--- Start Excerpted records ---
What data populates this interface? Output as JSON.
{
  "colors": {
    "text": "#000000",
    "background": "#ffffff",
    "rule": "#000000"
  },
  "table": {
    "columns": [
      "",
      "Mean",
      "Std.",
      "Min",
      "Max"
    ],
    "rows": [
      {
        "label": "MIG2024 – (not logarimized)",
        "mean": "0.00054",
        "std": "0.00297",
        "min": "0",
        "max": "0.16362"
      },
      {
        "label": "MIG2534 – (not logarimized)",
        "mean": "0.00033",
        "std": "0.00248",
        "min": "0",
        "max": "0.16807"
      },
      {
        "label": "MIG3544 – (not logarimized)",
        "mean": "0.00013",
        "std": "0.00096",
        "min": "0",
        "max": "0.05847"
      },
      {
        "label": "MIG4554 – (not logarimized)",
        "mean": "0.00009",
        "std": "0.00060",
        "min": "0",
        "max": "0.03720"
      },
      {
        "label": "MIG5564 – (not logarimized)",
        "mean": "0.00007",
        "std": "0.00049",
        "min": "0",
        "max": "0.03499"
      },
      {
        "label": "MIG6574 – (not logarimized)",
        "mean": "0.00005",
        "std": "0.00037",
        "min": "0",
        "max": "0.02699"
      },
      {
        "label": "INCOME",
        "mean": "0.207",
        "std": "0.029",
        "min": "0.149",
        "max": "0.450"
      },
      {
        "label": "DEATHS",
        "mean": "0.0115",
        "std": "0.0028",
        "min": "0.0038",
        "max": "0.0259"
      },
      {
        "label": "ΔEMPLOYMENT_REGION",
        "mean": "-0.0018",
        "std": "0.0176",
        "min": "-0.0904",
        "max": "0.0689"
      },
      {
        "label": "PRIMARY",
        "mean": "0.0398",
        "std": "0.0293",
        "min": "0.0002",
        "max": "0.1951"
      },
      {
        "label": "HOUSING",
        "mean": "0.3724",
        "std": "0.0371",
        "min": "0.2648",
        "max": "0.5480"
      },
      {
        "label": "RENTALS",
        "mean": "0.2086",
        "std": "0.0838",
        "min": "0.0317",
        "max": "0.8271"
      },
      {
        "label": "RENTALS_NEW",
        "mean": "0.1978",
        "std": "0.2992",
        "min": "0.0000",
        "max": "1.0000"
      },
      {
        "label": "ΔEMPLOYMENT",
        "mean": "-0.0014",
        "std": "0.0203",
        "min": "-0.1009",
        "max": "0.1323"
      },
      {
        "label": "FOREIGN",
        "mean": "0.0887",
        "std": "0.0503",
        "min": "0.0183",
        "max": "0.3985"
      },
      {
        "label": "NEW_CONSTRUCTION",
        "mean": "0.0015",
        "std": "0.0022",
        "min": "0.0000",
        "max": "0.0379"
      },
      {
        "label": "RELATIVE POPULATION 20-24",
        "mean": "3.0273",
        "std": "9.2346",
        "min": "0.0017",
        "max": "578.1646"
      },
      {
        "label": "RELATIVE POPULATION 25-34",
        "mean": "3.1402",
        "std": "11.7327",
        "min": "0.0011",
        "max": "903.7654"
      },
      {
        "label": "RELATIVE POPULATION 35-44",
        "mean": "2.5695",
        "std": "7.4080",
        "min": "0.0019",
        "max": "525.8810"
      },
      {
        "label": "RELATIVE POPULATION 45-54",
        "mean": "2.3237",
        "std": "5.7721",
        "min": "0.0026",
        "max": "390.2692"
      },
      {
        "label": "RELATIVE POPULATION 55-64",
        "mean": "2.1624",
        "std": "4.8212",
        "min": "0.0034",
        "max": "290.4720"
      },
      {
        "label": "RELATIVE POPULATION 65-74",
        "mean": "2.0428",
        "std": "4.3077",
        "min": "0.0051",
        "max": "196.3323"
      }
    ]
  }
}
--- End Excerpted records ---
Stated task:
From the records above, extract everything verbatim.

Correct answer:
What data populates this interface? Output as JSON.
{
  "colors": {
    "text": "#000000",
    "background": "#ffffff",
    "rule": "#000000"
  },
  "table": {
    "columns": [
      "",
      "Mean",
      "Std.",
      "Min",
      "Max"
    ],
    "rows": [
      {
        "label": "MIG2024 – (not logarimized)",
        "mean": "0.00054",
        "std": "0.00297",
        "min": "0",
        "max": "0.16362"
      },
      {
        "label": "MIG2534 – (not logarimized)",
        "mean": "0.00033",
        "std": "0.00248",
        "min": "0",
        "max": "0.16807"
      },
      {
        "label": "MIG3544 – (not logarimized)",
        "mean": "0.00013",
        "std": "0.00096",
        "min": "0",
        "max": "0.05847"
      },
      {
        "label": "MIG4554 – (not logarimized)",
        "mean": "0.00009",
        "std": "0.00060",
        "min": "0",
        "max": "0.03720"
      },
      {
        "label": "MIG5564 – (not logarimized)",
        "mean": "0.00007",
        "std": "0.00049",
        "min": "0",
        "max": "0.03499"
      },
      {
        "label": "MIG6574 – (not logarimized)",
        "mean": "0.00005",
        "std": "0.00037",
        "min": "0",
        "max": "0.02699"
      },
      {
        "label": "INCOME",
        "mean": "0.207",
        "std": "0.029",
        "min": "0.149",
        "max": "0.450"
      },
      {
        "label": "DEATHS",
        "mean": "0.0115",
        "std": "0.0028",
        "min": "0.0038",
        "max": "0.0259"
      },
      {
        "label": "ΔEMPLOYMENT_REGION",
        "mean": "-0.0018",
        "std": "0.0176",
        "min": "-0.0904",
        "max": "0.0689"
      },
      {
        "label": "PRIMARY",
        "mean": "0.0398",
        "std": "0.0293",
        "min": "0.0002",
        "max": "0.1951"
      },
      {
        "label": "HOUSING",
        "mean": "0.3724",
        "std": "0.0371",
        "min": "0.2648",
        "max": "0.5480"
      },
      {
        "label": "RENTALS",
        "mean": "0.2086",
        "std": "0.0838",
        "min": "0.0317",
        "max": "0.8271"
      },
      {
        "label": "RENTALS_NEW",
        "mean": "0.1978",
        "std": "0.2992",
        "min": "0.0000",
        "max": "1.0000"
      },
      {
        "label": "ΔEMPLOYMENT",
        "mean": "-0.0014",
        "std": "0.0203",
        "min": "-0.1009",
        "max": "0.1323"
      },
      {
        "label": "FOREIGN",
        "mean": "0.0887",
        "std": "0.0503",
        "min": "0.0183",
        "max": "0.3985"
      },
      {
        "label": "NEW_CONSTRUCTION",
        "mean": "0.0015",
        "std": "0.0022",
        "min": "0.0000",
        "max": "0.0379"
      },
      {
        "label": "RELATIVE POPULATION 20-24",
        "mean": "3.0273",
        "std": "9.2346",
        "min": "0.0017",
        "max": "578.1646"
      },
      {
        "label": "RELATIVE POPULATION 25-34",
        "mean": "3.1402",
        "std": "11.7327",
        "min": "0.0011",
        "max": "903.7654"
      },
      {
        "label": "RELATIVE POPULATION 35-44",
        "mean": "2.5695",
        "std": "7.4080",
        "min": "0.0019",
        "max": "525.8810"
      },
      {
        "label": "RELATIVE POPULATION 45-54",
        "mean": "2.3237",
        "std": "5.7721",
        "min": "0.0026",
        "max": "390.2692"
      },
      {
        "label": "RELATIVE POPULATION 55-64",
        "mean": "2.1624",
        "std": "4.8212",
        "min": "0.0034",
        "max": "290.4720"
      },
      {
        "label": "RELATIVE POPULATION 65-74",
        "mean": "2.0428",
        "std": "4.3077",
        "min": "0.0051",
        "max": "196.3323"
      }
    ]
  }
}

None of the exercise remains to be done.